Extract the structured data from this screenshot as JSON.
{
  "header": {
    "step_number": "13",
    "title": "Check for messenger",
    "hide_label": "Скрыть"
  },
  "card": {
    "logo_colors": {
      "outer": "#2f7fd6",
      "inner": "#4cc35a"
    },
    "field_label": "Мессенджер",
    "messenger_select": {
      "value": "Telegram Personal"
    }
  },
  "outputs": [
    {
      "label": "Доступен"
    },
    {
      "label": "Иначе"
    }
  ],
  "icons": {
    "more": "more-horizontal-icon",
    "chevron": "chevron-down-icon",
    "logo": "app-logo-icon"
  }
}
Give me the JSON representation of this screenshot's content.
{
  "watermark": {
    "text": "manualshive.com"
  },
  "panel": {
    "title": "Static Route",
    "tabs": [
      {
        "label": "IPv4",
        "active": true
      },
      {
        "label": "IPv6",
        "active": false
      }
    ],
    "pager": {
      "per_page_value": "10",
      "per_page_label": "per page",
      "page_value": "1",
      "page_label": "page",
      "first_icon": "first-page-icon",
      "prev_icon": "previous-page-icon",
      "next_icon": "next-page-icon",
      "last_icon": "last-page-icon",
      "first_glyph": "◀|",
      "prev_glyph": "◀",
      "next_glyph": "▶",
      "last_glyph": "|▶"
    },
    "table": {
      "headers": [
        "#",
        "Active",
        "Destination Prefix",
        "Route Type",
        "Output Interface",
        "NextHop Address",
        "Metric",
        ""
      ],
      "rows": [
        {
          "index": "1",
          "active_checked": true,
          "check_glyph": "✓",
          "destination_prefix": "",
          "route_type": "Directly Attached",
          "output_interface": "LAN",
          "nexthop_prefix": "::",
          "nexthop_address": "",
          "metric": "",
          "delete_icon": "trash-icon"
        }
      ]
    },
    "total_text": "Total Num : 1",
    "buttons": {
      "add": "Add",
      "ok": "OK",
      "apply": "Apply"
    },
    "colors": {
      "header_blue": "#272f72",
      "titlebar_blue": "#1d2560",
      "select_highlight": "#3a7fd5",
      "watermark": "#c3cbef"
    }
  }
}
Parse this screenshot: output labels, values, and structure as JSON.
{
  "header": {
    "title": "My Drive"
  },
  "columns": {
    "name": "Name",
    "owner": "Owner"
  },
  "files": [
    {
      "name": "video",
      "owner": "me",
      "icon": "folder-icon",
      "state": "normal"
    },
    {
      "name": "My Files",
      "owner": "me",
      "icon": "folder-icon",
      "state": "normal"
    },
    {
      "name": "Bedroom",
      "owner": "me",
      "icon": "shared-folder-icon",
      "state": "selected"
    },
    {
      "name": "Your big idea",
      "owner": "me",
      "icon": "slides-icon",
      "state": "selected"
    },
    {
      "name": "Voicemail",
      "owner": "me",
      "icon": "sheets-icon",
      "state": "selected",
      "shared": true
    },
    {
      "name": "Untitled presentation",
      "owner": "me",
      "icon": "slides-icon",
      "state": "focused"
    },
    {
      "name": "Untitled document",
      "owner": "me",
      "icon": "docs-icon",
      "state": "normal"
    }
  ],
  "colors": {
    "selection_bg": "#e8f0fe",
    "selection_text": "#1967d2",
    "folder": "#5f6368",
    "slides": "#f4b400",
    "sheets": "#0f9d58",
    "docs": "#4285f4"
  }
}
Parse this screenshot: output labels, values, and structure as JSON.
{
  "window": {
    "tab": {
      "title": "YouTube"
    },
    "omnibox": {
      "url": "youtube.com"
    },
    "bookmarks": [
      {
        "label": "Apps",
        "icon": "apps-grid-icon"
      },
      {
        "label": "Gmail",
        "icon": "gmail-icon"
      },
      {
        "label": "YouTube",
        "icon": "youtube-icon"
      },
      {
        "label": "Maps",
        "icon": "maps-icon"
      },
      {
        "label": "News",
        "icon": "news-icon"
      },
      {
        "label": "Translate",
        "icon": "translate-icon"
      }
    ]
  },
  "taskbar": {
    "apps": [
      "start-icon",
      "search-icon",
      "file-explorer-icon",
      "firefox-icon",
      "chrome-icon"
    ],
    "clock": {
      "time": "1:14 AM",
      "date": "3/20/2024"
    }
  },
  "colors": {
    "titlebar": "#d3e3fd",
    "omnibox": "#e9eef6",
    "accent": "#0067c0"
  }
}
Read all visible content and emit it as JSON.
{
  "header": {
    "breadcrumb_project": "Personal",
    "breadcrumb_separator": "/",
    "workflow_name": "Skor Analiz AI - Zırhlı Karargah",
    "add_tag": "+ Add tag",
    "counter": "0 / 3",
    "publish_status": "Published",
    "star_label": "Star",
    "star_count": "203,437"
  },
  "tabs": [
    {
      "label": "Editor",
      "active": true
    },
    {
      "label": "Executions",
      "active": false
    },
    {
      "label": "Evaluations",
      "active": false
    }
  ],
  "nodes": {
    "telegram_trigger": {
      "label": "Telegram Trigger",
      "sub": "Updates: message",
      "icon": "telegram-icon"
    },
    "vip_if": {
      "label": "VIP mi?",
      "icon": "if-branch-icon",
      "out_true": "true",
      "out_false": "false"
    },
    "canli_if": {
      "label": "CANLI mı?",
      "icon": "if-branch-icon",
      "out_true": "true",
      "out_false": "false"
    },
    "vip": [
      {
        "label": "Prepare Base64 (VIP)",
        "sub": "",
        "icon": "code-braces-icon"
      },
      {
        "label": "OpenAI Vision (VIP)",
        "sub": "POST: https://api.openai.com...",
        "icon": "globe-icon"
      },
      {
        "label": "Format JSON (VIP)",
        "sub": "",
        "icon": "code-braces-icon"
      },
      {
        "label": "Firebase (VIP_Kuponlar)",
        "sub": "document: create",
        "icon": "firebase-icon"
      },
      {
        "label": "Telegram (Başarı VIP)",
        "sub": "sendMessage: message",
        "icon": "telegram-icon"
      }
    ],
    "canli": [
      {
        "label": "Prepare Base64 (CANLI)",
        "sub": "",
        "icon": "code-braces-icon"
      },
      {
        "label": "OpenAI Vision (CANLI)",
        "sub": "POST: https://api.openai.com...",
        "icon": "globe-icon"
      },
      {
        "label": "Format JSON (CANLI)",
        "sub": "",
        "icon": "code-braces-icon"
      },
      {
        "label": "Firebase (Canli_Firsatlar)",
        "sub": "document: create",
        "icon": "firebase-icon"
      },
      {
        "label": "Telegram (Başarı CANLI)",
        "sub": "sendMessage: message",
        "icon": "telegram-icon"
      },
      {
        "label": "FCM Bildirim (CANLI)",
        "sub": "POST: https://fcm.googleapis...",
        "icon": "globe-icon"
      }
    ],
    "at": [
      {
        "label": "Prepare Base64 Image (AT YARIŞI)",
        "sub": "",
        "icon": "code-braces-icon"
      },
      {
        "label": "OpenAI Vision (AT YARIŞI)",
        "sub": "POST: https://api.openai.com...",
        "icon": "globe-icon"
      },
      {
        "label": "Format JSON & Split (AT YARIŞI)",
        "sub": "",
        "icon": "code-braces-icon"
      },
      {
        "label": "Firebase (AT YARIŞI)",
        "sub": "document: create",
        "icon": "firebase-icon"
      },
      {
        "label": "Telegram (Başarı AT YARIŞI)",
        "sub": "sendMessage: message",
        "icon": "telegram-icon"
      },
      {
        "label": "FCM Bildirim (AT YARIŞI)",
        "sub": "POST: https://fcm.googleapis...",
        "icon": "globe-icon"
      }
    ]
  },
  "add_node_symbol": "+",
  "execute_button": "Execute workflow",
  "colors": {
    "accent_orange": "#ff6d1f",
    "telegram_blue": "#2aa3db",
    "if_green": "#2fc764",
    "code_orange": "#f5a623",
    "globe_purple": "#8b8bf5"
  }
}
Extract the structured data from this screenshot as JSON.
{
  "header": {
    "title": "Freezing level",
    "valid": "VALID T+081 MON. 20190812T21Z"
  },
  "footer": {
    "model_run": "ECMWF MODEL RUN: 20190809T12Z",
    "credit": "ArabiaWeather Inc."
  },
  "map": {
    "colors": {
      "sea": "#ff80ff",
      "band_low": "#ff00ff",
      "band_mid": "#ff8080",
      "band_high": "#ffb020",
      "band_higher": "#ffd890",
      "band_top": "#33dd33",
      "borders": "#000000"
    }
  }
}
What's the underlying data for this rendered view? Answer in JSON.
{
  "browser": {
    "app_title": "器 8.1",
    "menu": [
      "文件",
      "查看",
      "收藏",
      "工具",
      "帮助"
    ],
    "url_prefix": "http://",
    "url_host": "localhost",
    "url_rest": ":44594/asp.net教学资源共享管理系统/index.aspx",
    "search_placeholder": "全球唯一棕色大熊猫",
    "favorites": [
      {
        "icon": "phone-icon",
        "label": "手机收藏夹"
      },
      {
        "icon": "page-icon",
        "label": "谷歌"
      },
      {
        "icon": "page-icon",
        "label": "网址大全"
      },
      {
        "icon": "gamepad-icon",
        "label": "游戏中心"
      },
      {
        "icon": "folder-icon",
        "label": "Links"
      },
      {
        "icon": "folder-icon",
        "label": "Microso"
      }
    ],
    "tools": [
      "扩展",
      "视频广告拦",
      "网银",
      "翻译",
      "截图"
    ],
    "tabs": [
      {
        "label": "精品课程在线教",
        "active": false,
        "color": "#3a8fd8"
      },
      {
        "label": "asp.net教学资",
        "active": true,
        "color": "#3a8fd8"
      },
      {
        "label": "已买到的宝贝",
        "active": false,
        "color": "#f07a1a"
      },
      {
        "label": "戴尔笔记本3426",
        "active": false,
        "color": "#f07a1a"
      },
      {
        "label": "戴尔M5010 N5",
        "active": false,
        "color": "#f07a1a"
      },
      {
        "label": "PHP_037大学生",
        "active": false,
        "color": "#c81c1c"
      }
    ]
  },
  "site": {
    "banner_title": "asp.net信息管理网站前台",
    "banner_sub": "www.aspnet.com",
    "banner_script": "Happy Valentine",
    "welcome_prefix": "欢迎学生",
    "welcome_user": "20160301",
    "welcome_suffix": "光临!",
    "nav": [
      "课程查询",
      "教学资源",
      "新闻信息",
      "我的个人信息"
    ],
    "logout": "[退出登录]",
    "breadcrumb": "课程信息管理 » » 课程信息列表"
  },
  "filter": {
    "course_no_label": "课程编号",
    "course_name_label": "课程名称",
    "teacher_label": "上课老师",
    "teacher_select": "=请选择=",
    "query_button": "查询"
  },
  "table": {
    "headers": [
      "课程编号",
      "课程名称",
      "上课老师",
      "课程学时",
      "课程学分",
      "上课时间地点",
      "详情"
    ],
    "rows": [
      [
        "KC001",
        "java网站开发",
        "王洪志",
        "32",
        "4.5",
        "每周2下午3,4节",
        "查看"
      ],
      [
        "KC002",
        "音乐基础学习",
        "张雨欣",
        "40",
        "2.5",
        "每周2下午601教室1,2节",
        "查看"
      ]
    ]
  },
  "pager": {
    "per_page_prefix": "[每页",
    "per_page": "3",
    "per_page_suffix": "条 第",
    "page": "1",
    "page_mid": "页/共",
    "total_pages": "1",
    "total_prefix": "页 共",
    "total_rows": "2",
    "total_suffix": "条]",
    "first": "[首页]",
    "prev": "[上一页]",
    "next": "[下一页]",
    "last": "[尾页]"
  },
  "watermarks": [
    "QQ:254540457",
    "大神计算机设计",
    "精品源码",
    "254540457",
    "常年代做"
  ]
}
........
* [Goal of the exercise]: Determine how many lines include the string "shared". Give no answer but the number.

* [Solution]: 2